* Aim of the task: Find the lines of data that contain the string "force", then list them.

(Figure content listings)
----
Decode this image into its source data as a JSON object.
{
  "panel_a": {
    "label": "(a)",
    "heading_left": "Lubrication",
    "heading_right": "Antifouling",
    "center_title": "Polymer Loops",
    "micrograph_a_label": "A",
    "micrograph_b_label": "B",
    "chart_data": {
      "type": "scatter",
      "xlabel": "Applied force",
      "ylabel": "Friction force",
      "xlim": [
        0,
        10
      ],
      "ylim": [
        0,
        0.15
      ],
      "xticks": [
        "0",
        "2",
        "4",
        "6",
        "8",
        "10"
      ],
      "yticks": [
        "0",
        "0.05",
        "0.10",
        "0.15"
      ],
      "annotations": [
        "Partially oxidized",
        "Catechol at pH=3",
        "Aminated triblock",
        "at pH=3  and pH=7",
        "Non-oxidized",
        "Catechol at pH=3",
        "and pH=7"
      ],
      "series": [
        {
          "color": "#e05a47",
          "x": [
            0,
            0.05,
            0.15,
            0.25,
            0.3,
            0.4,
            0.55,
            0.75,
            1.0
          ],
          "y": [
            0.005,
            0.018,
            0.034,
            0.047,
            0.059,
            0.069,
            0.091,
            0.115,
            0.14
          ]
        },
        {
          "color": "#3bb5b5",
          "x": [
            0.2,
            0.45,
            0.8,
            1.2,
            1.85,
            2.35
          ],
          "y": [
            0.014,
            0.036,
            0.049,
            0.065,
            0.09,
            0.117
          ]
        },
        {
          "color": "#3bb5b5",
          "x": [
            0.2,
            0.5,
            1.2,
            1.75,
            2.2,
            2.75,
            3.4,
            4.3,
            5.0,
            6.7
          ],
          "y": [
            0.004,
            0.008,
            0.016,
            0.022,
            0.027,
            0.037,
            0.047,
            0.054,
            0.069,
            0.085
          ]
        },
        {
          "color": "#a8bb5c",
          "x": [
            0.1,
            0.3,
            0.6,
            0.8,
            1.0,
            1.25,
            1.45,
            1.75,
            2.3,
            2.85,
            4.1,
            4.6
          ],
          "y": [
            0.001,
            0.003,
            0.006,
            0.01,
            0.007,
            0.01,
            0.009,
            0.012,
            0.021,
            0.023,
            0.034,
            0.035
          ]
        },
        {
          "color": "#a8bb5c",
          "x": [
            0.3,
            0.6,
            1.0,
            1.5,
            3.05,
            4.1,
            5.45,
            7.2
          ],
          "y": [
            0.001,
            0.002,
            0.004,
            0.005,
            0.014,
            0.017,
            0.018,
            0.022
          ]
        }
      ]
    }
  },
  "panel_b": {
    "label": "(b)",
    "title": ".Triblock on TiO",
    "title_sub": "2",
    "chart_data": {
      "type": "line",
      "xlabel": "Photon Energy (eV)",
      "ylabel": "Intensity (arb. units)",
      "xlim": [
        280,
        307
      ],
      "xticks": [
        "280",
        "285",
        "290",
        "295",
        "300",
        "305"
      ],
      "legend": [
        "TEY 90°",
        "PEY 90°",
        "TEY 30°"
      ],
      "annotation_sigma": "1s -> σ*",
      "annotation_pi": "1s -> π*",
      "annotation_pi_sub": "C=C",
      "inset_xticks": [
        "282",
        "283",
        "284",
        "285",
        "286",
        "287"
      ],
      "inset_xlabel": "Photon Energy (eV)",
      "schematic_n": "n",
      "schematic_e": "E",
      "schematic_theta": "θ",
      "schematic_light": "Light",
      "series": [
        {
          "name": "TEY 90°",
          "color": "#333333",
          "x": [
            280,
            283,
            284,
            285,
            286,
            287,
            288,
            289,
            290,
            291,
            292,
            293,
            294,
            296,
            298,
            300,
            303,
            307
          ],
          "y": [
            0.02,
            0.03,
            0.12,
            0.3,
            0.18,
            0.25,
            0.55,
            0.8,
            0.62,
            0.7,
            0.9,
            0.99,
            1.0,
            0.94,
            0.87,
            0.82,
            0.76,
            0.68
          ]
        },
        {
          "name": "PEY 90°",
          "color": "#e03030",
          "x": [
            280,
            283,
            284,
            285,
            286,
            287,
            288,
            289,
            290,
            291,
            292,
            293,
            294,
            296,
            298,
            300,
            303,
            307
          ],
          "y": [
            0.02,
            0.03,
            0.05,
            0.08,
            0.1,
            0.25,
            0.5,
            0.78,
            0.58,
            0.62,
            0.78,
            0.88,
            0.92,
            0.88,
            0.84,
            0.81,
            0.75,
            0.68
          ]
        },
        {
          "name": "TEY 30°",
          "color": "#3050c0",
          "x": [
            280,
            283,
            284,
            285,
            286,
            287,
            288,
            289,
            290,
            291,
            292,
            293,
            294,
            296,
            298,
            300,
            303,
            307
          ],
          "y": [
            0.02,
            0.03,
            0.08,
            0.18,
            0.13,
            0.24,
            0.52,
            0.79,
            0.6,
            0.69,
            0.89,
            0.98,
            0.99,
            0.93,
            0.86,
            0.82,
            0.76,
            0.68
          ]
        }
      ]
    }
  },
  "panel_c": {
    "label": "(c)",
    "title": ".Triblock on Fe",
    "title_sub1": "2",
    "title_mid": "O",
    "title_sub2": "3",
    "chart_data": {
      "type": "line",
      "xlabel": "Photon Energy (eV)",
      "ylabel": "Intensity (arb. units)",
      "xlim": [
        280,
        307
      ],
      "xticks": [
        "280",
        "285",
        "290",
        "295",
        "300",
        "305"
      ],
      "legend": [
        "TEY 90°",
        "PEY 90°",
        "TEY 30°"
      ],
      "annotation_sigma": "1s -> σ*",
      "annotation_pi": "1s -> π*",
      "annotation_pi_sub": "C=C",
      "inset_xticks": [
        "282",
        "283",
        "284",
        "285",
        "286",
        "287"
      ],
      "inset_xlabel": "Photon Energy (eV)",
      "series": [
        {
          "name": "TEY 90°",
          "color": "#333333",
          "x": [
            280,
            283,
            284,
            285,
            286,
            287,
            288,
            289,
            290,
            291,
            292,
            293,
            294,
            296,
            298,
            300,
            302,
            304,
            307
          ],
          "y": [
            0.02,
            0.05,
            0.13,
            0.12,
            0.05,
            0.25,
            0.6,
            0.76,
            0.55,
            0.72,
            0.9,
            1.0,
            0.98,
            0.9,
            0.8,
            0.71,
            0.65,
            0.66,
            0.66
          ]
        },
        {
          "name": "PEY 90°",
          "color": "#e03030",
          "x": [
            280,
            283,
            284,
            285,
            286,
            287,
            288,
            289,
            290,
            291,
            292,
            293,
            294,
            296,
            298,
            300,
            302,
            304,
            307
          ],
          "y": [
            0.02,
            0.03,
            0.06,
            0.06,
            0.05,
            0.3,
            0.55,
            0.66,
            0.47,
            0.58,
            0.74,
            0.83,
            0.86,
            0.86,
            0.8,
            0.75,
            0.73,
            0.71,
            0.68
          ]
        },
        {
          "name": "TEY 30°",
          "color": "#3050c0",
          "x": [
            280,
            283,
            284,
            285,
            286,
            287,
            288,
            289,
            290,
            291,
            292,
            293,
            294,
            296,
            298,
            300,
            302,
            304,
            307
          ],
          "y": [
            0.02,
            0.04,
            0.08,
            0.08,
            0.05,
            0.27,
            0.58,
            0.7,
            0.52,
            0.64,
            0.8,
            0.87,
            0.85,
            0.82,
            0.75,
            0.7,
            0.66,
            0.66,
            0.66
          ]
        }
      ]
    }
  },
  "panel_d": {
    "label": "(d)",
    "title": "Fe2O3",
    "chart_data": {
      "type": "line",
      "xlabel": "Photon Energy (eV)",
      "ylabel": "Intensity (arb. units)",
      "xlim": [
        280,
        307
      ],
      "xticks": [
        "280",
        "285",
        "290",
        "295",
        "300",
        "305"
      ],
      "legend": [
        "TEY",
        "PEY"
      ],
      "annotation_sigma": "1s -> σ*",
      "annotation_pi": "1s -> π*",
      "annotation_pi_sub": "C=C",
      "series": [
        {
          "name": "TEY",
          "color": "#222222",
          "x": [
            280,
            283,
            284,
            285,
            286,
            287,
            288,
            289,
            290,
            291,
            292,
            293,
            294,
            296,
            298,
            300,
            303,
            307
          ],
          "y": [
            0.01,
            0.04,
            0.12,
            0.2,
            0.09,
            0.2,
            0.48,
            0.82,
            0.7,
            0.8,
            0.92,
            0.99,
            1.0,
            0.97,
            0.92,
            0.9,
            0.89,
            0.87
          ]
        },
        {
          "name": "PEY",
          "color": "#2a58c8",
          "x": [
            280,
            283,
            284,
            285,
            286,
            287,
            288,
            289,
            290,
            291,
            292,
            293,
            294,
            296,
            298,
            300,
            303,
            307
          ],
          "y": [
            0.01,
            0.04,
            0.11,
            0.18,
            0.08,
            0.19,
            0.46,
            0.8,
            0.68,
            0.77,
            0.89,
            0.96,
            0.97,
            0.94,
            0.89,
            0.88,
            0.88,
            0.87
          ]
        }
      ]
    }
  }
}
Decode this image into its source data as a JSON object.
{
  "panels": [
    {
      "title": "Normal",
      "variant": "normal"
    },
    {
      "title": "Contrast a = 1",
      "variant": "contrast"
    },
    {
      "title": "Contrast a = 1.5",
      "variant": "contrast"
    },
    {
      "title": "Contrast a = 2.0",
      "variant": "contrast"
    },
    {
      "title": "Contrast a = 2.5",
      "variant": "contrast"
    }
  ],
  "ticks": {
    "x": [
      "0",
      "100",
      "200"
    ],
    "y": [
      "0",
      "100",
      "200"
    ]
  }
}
----
* Full solution:
      "xlabel": "Applied force",
      "ylabel": "Friction force",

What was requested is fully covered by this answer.